§ **STATED PROBLEM**
Report how many lines of the records below include the word "Decode". Give nothing but the number.

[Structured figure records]
|---|

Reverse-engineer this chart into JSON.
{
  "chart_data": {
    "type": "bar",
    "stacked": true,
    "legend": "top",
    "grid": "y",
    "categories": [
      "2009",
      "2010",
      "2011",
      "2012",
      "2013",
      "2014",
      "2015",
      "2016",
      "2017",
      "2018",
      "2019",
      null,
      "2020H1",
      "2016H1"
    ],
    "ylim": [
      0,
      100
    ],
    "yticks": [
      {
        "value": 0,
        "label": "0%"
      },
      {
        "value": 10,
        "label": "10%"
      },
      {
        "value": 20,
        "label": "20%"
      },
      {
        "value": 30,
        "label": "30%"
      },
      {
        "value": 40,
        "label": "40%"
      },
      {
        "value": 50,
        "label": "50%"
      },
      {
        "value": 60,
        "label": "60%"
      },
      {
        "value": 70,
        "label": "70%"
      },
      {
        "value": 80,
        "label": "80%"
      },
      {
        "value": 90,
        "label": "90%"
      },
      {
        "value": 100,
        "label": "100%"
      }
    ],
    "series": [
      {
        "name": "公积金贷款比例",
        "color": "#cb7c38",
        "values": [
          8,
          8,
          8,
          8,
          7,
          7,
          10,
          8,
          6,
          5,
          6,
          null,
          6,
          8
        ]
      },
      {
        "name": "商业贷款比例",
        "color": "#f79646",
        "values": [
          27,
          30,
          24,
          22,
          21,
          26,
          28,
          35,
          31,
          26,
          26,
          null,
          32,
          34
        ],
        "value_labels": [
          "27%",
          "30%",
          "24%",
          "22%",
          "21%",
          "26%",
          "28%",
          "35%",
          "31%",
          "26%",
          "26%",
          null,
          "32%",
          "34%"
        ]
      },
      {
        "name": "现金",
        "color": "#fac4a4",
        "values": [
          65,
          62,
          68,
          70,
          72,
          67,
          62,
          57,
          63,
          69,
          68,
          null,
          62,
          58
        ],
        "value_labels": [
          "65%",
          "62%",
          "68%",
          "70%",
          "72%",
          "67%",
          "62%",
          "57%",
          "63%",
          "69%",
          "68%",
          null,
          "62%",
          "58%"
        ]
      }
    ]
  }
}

|---|

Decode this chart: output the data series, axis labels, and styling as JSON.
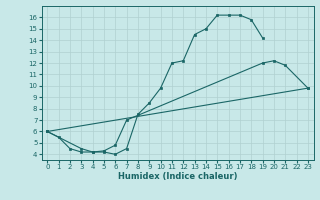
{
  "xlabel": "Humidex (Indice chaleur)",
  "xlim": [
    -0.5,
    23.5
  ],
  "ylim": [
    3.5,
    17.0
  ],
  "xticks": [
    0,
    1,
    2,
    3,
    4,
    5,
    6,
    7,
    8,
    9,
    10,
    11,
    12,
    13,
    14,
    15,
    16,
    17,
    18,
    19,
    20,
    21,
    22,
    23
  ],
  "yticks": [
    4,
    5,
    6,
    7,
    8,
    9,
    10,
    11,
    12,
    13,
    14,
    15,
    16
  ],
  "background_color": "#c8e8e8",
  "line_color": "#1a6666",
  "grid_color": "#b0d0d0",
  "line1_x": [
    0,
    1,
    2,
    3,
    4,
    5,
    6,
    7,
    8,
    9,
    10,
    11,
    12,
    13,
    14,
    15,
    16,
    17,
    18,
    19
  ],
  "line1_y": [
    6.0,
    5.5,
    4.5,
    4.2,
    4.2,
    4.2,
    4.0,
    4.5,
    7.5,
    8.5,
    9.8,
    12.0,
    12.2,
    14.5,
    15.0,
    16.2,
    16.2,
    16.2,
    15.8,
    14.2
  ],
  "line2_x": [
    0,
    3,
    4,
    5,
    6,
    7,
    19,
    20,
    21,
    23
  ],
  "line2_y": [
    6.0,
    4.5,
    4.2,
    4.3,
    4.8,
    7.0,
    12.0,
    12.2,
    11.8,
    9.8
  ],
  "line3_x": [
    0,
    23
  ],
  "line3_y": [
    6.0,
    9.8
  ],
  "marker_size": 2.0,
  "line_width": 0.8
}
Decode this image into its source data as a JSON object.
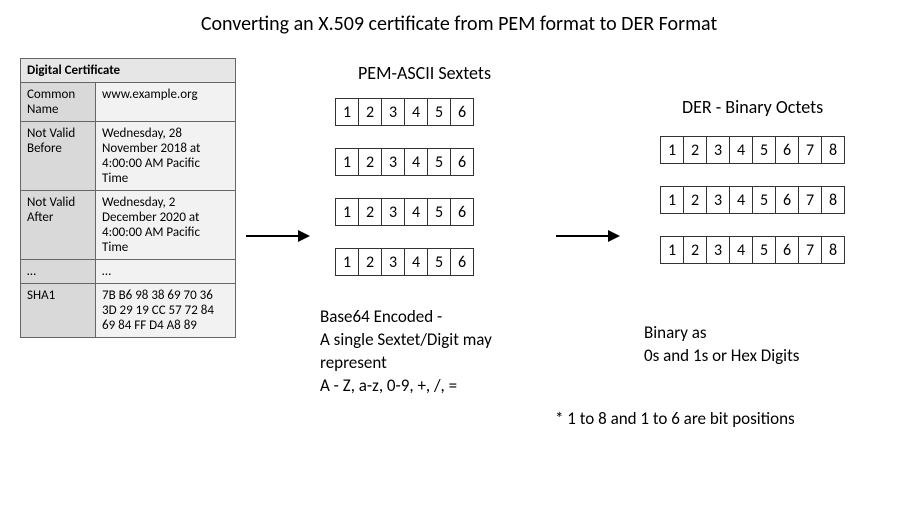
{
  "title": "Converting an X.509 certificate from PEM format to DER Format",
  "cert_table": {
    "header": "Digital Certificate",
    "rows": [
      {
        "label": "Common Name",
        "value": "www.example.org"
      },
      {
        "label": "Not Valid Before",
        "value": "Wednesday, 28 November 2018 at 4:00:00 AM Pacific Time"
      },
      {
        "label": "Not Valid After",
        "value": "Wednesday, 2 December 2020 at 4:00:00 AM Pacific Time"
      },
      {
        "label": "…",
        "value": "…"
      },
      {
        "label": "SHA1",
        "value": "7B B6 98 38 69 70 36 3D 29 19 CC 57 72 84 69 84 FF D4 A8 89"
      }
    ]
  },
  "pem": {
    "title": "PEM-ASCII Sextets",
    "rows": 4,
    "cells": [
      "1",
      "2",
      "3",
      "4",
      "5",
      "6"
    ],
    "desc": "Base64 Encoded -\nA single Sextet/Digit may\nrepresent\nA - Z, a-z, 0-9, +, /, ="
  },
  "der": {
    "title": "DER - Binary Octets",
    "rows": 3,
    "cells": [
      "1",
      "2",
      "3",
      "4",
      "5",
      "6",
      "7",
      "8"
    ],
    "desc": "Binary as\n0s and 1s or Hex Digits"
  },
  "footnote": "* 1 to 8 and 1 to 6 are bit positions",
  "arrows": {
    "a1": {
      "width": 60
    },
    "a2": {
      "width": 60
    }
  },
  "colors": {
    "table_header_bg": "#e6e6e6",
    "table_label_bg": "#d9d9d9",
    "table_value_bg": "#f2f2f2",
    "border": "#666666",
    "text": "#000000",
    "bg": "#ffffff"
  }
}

|---|

§ **THE RESULT**
2